+++ Exercise data

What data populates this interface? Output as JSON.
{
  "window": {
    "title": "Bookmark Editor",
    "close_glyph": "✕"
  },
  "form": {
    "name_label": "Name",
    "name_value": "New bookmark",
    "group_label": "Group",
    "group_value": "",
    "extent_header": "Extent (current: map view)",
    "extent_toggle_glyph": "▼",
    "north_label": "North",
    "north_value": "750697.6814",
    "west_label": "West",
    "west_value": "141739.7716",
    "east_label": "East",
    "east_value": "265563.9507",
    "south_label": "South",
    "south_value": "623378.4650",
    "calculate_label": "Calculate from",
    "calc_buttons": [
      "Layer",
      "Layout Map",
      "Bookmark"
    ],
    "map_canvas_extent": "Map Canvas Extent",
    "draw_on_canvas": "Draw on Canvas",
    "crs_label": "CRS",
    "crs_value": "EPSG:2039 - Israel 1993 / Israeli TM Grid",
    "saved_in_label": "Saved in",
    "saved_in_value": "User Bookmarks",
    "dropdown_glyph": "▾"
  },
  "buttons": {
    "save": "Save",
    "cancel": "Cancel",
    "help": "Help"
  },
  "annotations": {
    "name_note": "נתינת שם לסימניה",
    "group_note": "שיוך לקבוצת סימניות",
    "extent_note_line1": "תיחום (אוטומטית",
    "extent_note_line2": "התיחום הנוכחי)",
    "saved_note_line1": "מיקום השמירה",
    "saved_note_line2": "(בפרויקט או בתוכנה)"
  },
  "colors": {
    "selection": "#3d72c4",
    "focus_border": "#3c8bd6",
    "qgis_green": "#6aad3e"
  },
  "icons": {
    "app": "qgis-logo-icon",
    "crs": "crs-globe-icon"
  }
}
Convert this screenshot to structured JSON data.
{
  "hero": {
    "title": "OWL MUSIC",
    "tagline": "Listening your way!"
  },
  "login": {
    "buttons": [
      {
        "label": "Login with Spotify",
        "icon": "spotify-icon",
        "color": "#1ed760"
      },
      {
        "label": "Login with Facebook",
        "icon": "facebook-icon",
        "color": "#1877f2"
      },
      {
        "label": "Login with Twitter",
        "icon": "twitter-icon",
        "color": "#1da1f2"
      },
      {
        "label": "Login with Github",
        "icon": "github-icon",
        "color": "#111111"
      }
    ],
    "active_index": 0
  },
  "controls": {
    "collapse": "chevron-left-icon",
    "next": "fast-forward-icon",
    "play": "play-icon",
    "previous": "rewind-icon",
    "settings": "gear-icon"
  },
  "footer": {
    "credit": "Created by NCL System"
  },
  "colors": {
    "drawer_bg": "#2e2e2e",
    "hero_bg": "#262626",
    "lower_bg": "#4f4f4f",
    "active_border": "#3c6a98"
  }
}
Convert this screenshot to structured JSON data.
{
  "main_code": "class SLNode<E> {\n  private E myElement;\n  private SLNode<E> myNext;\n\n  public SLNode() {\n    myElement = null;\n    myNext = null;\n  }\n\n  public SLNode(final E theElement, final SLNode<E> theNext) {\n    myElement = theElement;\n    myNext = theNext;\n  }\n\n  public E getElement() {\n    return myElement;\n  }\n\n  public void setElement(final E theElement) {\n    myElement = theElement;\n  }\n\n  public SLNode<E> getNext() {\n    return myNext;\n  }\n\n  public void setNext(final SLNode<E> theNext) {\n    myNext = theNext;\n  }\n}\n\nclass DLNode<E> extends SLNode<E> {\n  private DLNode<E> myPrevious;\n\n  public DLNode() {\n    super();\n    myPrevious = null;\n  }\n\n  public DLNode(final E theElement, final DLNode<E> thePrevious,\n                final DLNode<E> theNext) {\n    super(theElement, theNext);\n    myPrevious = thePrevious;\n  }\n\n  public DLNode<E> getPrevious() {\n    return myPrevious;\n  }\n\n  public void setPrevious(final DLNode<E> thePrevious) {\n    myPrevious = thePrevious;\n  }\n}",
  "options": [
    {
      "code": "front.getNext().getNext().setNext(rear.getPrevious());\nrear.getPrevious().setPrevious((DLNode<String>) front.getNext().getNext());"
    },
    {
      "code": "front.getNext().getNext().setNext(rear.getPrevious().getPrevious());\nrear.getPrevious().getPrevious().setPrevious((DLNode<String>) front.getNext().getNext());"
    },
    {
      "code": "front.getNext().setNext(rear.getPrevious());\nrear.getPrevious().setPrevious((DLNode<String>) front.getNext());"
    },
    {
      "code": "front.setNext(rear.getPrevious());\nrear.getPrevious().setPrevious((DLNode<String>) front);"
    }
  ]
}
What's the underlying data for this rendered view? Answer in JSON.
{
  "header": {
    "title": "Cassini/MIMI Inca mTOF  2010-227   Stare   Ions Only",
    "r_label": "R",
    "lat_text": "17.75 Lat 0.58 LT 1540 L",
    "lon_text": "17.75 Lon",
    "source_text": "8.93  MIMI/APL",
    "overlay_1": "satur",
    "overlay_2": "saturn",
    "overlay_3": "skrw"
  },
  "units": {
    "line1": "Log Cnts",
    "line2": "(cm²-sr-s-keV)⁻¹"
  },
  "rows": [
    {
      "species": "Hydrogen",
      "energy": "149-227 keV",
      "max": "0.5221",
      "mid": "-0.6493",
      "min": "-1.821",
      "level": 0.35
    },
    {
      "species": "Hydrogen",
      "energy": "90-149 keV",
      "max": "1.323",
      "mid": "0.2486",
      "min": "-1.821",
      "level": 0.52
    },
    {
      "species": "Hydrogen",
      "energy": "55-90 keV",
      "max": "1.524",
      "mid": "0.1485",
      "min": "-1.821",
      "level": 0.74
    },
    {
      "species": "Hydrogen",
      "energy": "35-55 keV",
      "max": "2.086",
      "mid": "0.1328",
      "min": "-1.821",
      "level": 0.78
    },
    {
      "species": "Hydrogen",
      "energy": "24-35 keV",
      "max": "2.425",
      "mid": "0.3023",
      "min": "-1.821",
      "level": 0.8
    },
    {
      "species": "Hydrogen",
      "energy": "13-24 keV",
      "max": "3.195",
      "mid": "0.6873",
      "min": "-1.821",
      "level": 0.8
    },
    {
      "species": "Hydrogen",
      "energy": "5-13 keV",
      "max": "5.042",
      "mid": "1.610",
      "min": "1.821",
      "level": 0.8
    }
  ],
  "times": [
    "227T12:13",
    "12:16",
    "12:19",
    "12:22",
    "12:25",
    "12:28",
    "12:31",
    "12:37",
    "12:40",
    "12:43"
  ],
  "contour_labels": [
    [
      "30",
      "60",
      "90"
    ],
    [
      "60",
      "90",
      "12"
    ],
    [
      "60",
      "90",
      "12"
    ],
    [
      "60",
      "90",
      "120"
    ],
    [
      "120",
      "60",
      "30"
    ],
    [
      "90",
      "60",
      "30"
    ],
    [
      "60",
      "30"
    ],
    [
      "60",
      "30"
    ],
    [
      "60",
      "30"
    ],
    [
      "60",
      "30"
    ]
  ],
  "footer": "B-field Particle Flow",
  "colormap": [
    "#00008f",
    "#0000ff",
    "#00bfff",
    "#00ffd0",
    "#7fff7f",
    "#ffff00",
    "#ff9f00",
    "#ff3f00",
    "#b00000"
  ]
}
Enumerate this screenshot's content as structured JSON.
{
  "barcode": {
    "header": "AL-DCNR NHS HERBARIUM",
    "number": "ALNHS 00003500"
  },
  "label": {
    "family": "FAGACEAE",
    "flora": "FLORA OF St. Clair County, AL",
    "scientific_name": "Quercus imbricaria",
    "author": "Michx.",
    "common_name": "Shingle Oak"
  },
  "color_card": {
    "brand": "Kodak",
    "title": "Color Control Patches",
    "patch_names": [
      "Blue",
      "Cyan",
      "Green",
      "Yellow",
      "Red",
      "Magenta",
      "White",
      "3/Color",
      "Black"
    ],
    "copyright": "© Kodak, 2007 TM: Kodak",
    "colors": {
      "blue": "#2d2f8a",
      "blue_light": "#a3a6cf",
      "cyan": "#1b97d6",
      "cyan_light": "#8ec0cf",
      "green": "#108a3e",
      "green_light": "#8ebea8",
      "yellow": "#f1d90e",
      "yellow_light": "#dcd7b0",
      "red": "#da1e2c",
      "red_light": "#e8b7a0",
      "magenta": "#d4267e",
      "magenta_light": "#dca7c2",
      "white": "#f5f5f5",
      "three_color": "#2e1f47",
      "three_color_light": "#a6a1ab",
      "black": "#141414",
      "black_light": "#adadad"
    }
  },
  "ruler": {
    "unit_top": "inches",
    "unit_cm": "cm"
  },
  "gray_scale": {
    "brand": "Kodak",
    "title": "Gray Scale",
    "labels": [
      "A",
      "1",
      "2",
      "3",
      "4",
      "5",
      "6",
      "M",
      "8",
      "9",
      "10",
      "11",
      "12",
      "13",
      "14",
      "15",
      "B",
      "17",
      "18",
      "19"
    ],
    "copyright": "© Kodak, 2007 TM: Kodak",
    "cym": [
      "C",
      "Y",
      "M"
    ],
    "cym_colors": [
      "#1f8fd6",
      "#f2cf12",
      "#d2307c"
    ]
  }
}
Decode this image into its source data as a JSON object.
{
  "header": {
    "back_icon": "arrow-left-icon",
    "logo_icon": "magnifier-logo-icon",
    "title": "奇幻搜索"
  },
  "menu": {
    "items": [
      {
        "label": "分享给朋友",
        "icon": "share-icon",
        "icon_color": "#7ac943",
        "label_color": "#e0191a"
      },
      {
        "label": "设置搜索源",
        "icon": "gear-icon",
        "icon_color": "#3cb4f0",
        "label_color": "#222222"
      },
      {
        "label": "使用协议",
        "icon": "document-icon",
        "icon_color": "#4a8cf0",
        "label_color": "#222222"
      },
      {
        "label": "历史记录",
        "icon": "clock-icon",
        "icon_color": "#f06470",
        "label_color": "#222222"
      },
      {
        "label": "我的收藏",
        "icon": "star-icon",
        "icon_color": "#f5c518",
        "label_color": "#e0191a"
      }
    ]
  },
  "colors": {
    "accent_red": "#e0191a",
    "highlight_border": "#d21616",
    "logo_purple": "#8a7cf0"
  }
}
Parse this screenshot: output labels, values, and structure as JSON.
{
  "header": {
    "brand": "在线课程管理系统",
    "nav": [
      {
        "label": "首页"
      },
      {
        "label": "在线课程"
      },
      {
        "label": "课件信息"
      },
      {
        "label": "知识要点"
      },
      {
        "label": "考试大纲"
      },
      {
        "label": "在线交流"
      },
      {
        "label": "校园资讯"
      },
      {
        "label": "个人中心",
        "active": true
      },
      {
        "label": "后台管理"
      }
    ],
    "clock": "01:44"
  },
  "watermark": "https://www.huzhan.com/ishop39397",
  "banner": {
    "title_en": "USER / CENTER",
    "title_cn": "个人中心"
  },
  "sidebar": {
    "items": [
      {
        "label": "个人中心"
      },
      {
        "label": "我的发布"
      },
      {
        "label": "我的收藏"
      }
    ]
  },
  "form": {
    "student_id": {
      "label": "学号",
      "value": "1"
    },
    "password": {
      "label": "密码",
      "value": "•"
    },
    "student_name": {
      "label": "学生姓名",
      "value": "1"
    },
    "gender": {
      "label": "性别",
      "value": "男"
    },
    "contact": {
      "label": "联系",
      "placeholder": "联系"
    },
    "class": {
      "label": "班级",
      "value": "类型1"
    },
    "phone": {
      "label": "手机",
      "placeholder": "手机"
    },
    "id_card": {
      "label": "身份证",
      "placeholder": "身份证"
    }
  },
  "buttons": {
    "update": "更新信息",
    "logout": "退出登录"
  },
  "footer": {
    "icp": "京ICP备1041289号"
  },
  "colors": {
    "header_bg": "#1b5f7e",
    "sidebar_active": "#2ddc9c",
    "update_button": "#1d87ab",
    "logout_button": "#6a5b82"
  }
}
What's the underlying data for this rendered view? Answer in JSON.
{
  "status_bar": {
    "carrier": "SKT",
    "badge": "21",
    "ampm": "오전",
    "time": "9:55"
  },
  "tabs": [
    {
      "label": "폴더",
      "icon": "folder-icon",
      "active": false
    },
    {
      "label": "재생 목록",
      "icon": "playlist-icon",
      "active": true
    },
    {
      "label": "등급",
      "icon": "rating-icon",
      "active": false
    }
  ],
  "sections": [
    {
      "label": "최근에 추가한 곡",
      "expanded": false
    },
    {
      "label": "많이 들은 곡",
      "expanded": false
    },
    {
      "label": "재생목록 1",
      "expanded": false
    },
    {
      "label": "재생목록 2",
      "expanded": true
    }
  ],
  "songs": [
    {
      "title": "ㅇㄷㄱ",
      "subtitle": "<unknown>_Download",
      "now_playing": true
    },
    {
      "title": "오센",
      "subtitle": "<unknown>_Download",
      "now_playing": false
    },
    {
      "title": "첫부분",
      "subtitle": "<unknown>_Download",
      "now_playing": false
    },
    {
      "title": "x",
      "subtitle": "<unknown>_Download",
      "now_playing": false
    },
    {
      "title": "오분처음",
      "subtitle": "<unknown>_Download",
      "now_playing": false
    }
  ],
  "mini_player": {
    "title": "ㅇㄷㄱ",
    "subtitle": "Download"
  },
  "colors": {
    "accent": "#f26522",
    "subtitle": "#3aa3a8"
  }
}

++++++

- _Given instruction_
Identify and extract each line of the listing that contains "true".

- _Expected answer_
        "active": true
      "active": true
      "expanded": true
      "now_playing": true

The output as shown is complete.